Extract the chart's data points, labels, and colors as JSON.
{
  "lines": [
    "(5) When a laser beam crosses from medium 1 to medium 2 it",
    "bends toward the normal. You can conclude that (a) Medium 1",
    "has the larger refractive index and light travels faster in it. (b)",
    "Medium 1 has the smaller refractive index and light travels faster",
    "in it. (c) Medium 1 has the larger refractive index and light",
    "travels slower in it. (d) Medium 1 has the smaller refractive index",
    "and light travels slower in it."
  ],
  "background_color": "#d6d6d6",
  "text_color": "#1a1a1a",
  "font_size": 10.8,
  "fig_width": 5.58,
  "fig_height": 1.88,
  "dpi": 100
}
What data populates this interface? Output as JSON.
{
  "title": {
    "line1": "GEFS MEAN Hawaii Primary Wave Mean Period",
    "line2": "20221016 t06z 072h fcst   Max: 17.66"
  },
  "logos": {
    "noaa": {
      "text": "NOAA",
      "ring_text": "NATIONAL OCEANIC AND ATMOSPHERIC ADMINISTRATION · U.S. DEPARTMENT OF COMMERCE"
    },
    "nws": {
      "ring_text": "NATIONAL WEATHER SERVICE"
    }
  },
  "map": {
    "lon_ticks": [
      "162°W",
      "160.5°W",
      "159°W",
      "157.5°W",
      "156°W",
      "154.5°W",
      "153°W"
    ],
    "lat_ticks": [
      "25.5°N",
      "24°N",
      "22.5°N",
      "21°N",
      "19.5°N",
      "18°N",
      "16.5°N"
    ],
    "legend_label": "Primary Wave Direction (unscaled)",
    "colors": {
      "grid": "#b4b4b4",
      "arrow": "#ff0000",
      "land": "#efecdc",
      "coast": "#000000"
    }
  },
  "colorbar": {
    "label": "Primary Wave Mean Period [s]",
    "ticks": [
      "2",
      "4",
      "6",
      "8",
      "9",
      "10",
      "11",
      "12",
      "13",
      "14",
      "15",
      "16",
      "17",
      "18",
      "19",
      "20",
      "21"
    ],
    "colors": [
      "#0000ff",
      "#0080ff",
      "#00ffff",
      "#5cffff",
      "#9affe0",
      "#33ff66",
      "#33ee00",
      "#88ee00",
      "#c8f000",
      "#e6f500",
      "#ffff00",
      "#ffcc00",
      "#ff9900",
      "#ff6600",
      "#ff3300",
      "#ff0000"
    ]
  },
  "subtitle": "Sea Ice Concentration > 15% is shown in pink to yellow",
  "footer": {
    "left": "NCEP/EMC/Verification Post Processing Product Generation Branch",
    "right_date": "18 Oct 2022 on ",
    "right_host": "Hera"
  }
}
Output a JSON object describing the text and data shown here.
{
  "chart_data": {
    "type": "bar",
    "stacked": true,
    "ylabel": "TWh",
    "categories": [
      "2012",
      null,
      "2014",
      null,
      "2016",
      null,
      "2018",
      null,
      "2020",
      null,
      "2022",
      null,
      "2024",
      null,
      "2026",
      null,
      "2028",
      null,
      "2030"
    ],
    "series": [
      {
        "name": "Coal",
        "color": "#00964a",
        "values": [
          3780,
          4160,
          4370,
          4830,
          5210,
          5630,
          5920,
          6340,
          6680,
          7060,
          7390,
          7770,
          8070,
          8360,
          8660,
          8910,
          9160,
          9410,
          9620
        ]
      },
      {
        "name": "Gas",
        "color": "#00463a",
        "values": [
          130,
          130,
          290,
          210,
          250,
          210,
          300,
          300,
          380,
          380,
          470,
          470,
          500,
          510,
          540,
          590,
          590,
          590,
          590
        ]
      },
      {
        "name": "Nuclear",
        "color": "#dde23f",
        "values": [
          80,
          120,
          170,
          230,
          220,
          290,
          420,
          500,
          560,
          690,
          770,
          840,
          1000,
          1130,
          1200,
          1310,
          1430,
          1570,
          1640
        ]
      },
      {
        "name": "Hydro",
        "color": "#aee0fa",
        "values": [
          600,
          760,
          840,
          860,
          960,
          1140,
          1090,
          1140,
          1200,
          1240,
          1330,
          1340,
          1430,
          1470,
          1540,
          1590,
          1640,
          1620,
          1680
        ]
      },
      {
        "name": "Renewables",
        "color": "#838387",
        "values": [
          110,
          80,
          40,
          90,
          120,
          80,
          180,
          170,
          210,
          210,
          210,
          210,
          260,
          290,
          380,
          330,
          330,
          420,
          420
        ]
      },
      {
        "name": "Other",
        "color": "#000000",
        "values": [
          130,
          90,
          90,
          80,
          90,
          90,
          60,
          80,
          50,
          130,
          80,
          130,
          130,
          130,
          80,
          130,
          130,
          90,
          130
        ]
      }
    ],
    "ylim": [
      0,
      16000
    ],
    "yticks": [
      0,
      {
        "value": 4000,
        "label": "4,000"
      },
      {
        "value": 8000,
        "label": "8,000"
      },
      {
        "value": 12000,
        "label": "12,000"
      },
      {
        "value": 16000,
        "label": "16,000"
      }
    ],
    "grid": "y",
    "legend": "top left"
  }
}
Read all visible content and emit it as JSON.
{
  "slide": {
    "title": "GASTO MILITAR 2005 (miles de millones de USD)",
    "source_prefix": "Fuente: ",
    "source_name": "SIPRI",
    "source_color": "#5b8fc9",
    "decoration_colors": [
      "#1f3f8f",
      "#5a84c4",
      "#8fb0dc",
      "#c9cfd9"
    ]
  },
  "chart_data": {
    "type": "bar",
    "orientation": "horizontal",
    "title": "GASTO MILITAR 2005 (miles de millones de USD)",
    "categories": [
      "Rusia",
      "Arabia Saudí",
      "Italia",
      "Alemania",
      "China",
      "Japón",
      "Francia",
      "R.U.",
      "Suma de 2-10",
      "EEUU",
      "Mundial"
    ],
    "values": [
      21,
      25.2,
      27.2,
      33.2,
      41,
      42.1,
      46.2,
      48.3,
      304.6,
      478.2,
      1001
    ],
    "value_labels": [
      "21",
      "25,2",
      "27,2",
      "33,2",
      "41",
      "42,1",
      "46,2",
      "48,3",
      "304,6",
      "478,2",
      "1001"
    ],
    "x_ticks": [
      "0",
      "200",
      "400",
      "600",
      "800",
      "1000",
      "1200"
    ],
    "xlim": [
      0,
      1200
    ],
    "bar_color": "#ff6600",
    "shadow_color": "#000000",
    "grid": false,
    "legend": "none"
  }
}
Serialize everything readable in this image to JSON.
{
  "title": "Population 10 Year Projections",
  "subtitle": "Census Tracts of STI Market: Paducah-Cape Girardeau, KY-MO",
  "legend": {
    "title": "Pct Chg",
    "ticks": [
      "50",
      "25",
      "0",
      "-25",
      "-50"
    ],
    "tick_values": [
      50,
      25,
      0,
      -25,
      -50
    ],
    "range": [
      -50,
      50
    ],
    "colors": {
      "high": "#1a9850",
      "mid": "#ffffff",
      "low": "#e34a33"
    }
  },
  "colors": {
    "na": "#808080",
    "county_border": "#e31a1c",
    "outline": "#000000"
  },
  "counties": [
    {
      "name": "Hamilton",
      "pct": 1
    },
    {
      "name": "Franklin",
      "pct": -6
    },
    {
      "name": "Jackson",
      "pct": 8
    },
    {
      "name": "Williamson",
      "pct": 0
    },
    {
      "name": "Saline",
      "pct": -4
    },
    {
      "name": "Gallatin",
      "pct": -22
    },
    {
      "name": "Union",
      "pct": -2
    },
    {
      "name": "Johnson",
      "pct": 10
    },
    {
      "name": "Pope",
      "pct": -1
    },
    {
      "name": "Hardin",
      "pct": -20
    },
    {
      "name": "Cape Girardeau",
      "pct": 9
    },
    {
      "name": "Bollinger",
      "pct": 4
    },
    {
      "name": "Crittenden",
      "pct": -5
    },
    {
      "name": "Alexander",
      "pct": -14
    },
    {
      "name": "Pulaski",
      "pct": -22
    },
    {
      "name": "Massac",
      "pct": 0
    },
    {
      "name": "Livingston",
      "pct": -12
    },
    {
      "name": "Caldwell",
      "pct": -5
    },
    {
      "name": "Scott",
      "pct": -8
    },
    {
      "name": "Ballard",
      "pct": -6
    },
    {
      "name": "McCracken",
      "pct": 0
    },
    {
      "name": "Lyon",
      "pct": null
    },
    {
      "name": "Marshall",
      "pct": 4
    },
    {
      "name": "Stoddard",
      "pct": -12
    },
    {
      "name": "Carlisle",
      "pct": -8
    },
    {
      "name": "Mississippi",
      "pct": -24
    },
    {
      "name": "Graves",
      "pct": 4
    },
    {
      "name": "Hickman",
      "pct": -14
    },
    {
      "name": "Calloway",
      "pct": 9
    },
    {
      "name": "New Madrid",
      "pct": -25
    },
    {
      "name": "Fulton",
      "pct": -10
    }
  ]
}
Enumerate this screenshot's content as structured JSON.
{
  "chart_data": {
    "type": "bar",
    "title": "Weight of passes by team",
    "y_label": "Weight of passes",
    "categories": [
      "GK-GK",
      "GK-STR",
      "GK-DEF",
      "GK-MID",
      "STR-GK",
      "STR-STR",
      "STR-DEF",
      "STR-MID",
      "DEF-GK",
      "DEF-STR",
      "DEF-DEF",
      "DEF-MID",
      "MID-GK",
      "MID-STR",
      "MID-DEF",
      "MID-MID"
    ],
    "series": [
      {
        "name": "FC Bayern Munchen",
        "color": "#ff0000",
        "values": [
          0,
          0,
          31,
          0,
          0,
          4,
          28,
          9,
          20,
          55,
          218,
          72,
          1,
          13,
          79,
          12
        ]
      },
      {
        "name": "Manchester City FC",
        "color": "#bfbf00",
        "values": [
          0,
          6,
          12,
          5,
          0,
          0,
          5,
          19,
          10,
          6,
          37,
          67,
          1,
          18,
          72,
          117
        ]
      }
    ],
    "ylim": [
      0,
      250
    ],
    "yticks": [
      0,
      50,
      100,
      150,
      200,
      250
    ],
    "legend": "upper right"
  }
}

• The task
Scan the listing above. Gather each line that contains the word "Cape".

• Task response
  "subtitle": "Census Tracts of STI Market: Paducah-Cape Girardeau, KY-MO",
      "name": "Cape Girardeau",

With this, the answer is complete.